RECORDS FOR THE TASK:
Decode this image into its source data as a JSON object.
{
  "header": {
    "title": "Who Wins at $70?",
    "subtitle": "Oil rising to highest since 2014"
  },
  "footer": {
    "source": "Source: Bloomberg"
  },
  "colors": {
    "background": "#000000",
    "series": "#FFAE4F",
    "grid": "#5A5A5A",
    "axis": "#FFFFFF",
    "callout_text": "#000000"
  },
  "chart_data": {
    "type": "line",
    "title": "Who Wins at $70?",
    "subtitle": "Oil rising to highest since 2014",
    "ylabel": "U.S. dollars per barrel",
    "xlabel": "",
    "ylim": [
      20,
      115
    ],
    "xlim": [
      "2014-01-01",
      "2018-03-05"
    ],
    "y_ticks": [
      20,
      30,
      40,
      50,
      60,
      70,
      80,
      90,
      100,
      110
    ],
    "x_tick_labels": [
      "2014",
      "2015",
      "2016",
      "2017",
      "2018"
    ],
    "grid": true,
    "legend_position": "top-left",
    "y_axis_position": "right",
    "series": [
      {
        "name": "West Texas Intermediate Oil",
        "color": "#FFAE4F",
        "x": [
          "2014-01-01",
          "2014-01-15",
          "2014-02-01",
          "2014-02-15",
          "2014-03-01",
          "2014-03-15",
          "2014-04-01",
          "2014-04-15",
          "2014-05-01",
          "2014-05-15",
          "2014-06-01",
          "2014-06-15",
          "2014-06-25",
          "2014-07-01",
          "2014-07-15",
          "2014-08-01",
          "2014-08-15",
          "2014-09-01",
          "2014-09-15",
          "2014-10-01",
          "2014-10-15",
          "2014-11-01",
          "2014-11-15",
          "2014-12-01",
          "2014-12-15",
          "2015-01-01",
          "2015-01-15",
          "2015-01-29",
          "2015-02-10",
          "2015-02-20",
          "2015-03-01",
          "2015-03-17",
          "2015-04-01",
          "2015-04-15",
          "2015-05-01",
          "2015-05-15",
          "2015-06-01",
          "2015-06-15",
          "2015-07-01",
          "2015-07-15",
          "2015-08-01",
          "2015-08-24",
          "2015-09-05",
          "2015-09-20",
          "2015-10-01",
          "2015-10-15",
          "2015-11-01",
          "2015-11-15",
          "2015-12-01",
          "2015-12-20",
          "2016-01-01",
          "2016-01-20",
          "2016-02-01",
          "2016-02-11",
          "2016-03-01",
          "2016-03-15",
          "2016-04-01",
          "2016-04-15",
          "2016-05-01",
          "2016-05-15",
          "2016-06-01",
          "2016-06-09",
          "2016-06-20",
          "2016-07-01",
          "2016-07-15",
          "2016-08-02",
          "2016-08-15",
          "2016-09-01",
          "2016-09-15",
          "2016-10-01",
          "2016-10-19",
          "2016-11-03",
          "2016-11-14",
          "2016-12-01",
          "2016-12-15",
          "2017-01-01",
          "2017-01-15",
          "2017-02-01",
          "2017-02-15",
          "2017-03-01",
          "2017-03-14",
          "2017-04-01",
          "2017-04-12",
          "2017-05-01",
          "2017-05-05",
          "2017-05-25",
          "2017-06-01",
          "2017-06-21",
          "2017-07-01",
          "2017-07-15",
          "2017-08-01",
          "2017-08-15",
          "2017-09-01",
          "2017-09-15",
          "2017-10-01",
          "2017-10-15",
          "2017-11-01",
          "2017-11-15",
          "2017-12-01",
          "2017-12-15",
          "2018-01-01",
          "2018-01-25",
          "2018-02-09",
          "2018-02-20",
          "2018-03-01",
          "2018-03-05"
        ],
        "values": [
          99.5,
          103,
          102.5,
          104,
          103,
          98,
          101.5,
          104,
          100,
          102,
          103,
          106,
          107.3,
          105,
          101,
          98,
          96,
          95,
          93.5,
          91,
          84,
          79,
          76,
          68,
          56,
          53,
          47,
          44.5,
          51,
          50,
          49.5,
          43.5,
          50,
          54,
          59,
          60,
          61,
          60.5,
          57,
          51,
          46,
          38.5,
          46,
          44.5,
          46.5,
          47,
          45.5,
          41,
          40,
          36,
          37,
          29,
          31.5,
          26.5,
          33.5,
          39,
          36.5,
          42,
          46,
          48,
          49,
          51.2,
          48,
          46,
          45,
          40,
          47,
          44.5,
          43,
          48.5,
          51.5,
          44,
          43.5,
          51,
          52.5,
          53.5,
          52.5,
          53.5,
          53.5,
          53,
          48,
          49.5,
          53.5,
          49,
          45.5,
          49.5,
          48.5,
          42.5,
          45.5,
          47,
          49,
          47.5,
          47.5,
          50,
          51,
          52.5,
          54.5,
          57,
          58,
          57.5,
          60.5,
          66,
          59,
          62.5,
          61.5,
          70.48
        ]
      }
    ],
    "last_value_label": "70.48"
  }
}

INSTRUCTIONS TO FOLLOW:
Scan the data above; copy every line where "rising" appears.

CORRECT RESPONSE:
    "subtitle": "Oil rising to highest since 2014"
    "subtitle": "Oil rising to highest since 2014",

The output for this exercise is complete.